* _What is needed_
Reproduce the records that follow in full, excluding any picture they contain.

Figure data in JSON

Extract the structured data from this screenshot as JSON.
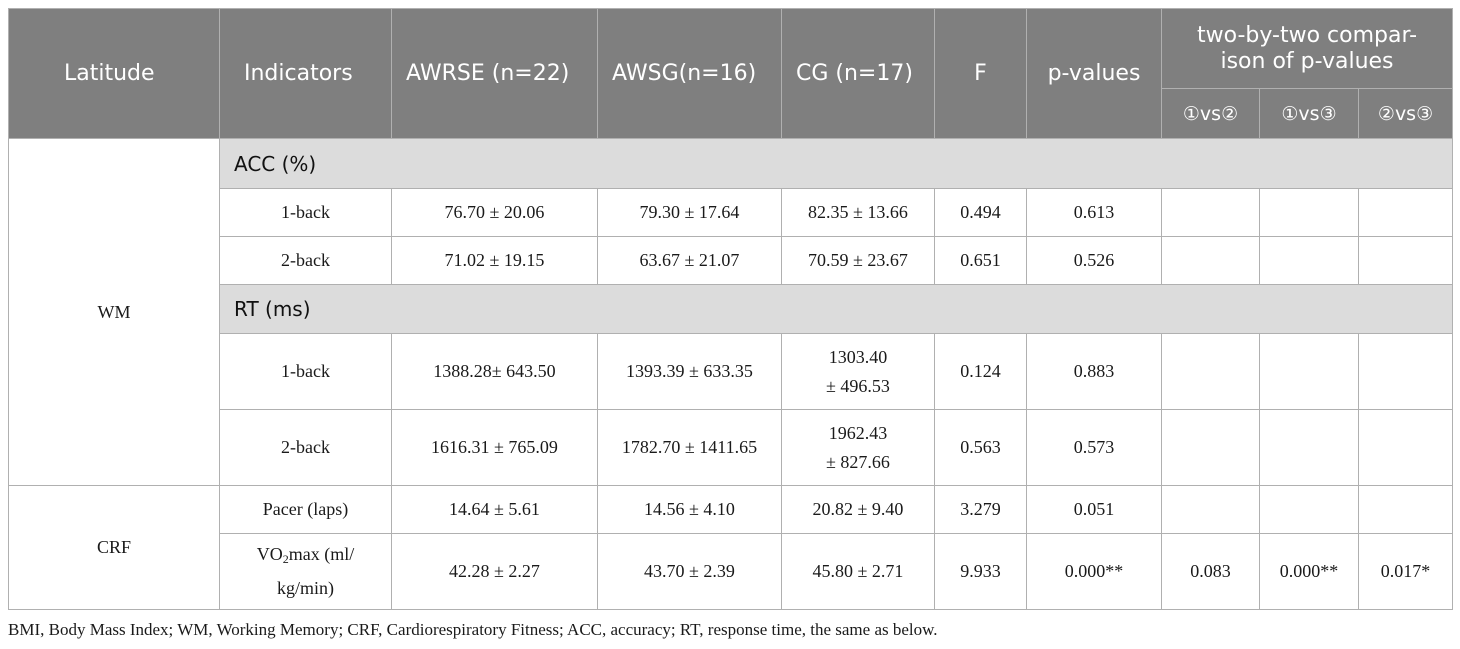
{
  "header": {
    "latitude": "Latitude",
    "indicators": "Indicators",
    "awrse": "AWRSE (n=22)",
    "awsg": "AWSG(n=16)",
    "cg": "CG (n=17)",
    "f": "F",
    "p_values": "p-values",
    "pairwise_line1": "two-by-two compar-",
    "pairwise_line2": "ison of p-values",
    "c12": "①vs②",
    "c13": "①vs③",
    "c23": "②vs③"
  },
  "wm": {
    "label": "WM",
    "acc_group": "ACC (%)",
    "rt_group": "RT (ms)",
    "acc_rows": [
      {
        "indicator": "1-back",
        "awrse": "76.70 ± 20.06",
        "awsg": "79.30 ± 17.64",
        "cg": "82.35 ± 13.66",
        "f": "0.494",
        "p": "0.613"
      },
      {
        "indicator": "2-back",
        "awrse": "71.02 ± 19.15",
        "awsg": "63.67 ± 21.07",
        "cg": "70.59 ± 23.67",
        "f": "0.651",
        "p": "0.526"
      }
    ],
    "rt_rows": [
      {
        "indicator": "1-back",
        "awrse": "1388.28± 643.50",
        "awsg": "1393.39 ± 633.35",
        "cg_line1": "1303.40",
        "cg_line2": "± 496.53",
        "f": "0.124",
        "p": "0.883"
      },
      {
        "indicator": "2-back",
        "awrse": "1616.31 ± 765.09",
        "awsg": "1782.70 ± 1411.65",
        "cg_line1": "1962.43",
        "cg_line2": "± 827.66",
        "f": "0.563",
        "p": "0.573"
      }
    ]
  },
  "crf": {
    "label": "CRF",
    "pacer": {
      "indicator": "Pacer (laps)",
      "awrse": "14.64 ± 5.61",
      "awsg": "14.56 ± 4.10",
      "cg": "20.82 ± 9.40",
      "f": "3.279",
      "p": "0.051"
    },
    "vo2": {
      "ind_prefix": "VO",
      "ind_sub": "2",
      "ind_suffix": "max (ml/",
      "ind_line2": "kg/min)",
      "awrse": "42.28 ± 2.27",
      "awsg": "43.70 ± 2.39",
      "cg": "45.80 ± 2.71",
      "f": "9.933",
      "p": "0.000**",
      "c12": "0.083",
      "c13": "0.000**",
      "c23": "0.017*"
    }
  },
  "footnote": "BMI, Body Mass Index; WM, Working Memory; CRF, Cardiorespiratory Fitness; ACC, accuracy; RT, response time, the same as below."
}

* _Written reply_
Extract the structured data from this screenshot as JSON.
{
  "header": {
    "latitude": "Latitude",
    "indicators": "Indicators",
    "awrse": "AWRSE (n=22)",
    "awsg": "AWSG(n=16)",
    "cg": "CG (n=17)",
    "f": "F",
    "p_values": "p-values",
    "pairwise_line1": "two-by-two compar-",
    "pairwise_line2": "ison of p-values",
    "c12": "①vs②",
    "c13": "①vs③",
    "c23": "②vs③"
  },
  "wm": {
    "label": "WM",
    "acc_group": "ACC (%)",
    "rt_group": "RT (ms)",
    "acc_rows": [
      {
        "indicator": "1-back",
        "awrse": "76.70 ± 20.06",
        "awsg": "79.30 ± 17.64",
        "cg": "82.35 ± 13.66",
        "f": "0.494",
        "p": "0.613"
      },
      {
        "indicator": "2-back",
        "awrse": "71.02 ± 19.15",
        "awsg": "63.67 ± 21.07",
        "cg": "70.59 ± 23.67",
        "f": "0.651",
        "p": "0.526"
      }
    ],
    "rt_rows": [
      {
        "indicator": "1-back",
        "awrse": "1388.28± 643.50",
        "awsg": "1393.39 ± 633.35",
        "cg_line1": "1303.40",
        "cg_line2": "± 496.53",
        "f": "0.124",
        "p": "0.883"
      },
      {
        "indicator": "2-back",
        "awrse": "1616.31 ± 765.09",
        "awsg": "1782.70 ± 1411.65",
        "cg_line1": "1962.43",
        "cg_line2": "± 827.66",
        "f": "0.563",
        "p": "0.573"
      }
    ]
  },
  "crf": {
    "label": "CRF",
    "pacer": {
      "indicator": "Pacer (laps)",
      "awrse": "14.64 ± 5.61",
      "awsg": "14.56 ± 4.10",
      "cg": "20.82 ± 9.40",
      "f": "3.279",
      "p": "0.051"
    },
    "vo2": {
      "ind_prefix": "VO",
      "ind_sub": "2",
      "ind_suffix": "max (ml/",
      "ind_line2": "kg/min)",
      "awrse": "42.28 ± 2.27",
      "awsg": "43.70 ± 2.39",
      "cg": "45.80 ± 2.71",
      "f": "9.933",
      "p": "0.000**",
      "c12": "0.083",
      "c13": "0.000**",
      "c23": "0.017*"
    }
  },
  "footnote": "BMI, Body Mass Index; WM, Working Memory; CRF, Cardiorespiratory Fitness; ACC, accuracy; RT, response time, the same as below."
}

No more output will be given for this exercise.